--- START ---

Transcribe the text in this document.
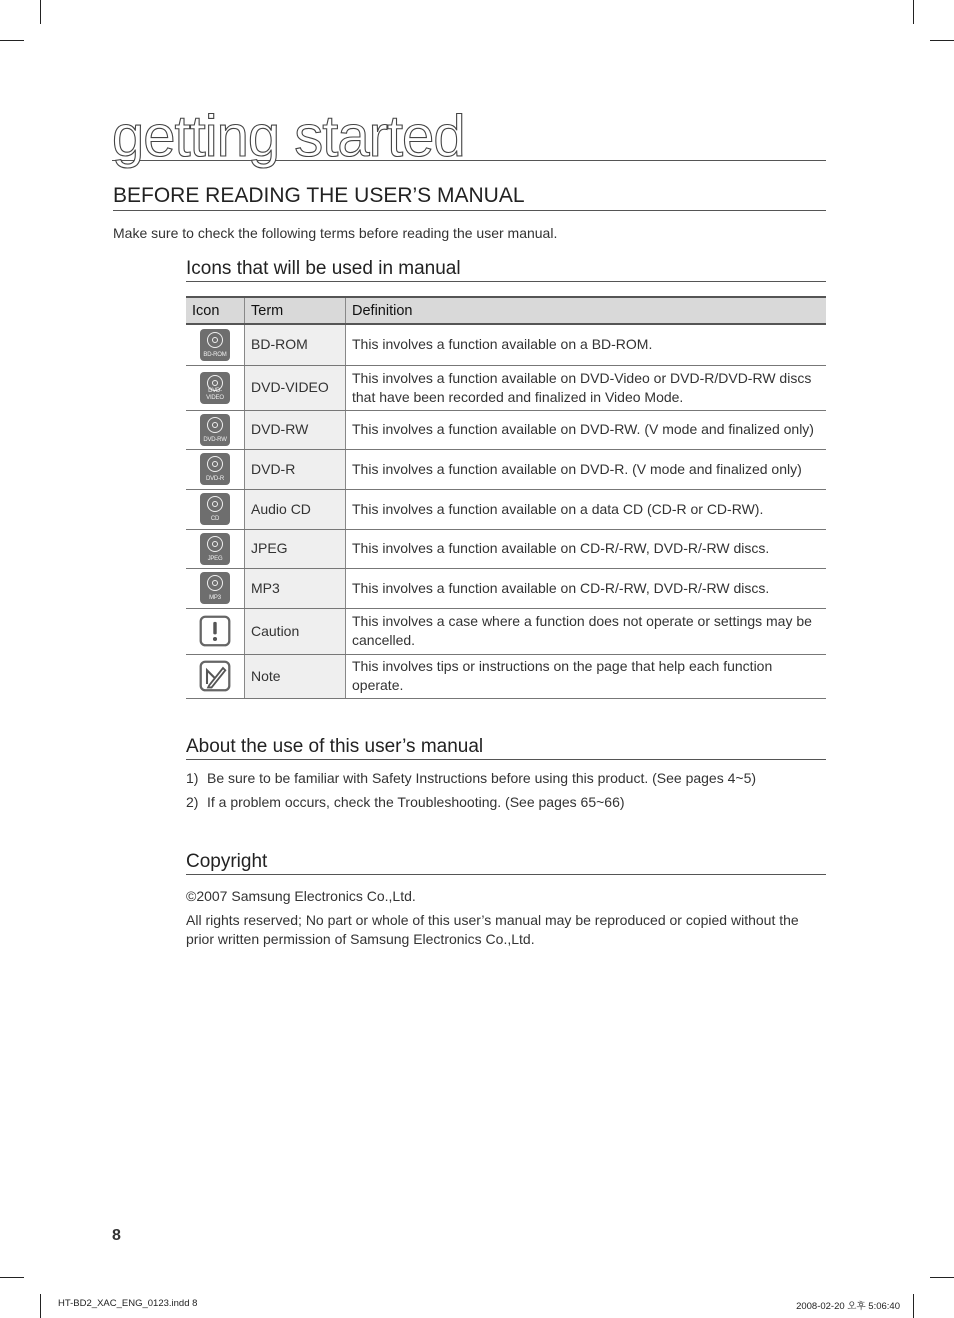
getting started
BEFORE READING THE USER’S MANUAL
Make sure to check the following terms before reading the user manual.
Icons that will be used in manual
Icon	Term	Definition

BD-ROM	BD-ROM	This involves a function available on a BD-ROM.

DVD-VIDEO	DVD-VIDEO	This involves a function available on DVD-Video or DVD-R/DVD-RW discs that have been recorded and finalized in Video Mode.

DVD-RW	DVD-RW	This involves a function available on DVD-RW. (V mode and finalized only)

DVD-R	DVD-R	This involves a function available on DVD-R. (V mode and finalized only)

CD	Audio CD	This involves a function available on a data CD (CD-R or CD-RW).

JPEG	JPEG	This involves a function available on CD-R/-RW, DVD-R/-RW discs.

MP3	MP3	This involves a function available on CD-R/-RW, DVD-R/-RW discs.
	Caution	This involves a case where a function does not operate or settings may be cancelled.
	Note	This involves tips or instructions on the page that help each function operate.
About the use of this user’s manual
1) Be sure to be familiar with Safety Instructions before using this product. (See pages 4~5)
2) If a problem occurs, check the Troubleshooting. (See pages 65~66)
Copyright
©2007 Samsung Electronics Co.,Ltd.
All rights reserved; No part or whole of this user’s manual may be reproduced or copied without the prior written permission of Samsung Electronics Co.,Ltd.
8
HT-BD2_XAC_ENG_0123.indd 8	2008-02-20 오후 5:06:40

--- END ---

:: PROBLEM STATEMENT ::
Write the entries above out in full, exactly, with no images.

:: PROBLEM SOLUTION ::
Transcribe the text in this document.
getting started
BEFORE READING THE USER’S MANUAL
Make sure to check the following terms before reading the user manual.
Icons that will be used in manual
Icon	Term	Definition

BD-ROM	BD-ROM	This involves a function available on a BD-ROM.

DVD-VIDEO	DVD-VIDEO	This involves a function available on DVD-Video or DVD-R/DVD-RW discs that have been recorded and finalized in Video Mode.

DVD-RW	DVD-RW	This involves a function available on DVD-RW. (V mode and finalized only)

DVD-R	DVD-R	This involves a function available on DVD-R. (V mode and finalized only)

CD	Audio CD	This involves a function available on a data CD (CD-R or CD-RW).

JPEG	JPEG	This involves a function available on CD-R/-RW, DVD-R/-RW discs.

MP3	MP3	This involves a function available on CD-R/-RW, DVD-R/-RW discs.
	Caution	This involves a case where a function does not operate or settings may be cancelled.
	Note	This involves tips or instructions on the page that help each function operate.
About the use of this user’s manual
1) Be sure to be familiar with Safety Instructions before using this product. (See pages 4~5)
2) If a problem occurs, check the Troubleshooting. (See pages 65~66)
Copyright
©2007 Samsung Electronics Co.,Ltd.
All rights reserved; No part or whole of this user’s manual may be reproduced or copied without the prior written permission of Samsung Electronics Co.,Ltd.
8
HT-BD2_XAC_ENG_0123.indd 8	2008-02-20 오후 5:06:40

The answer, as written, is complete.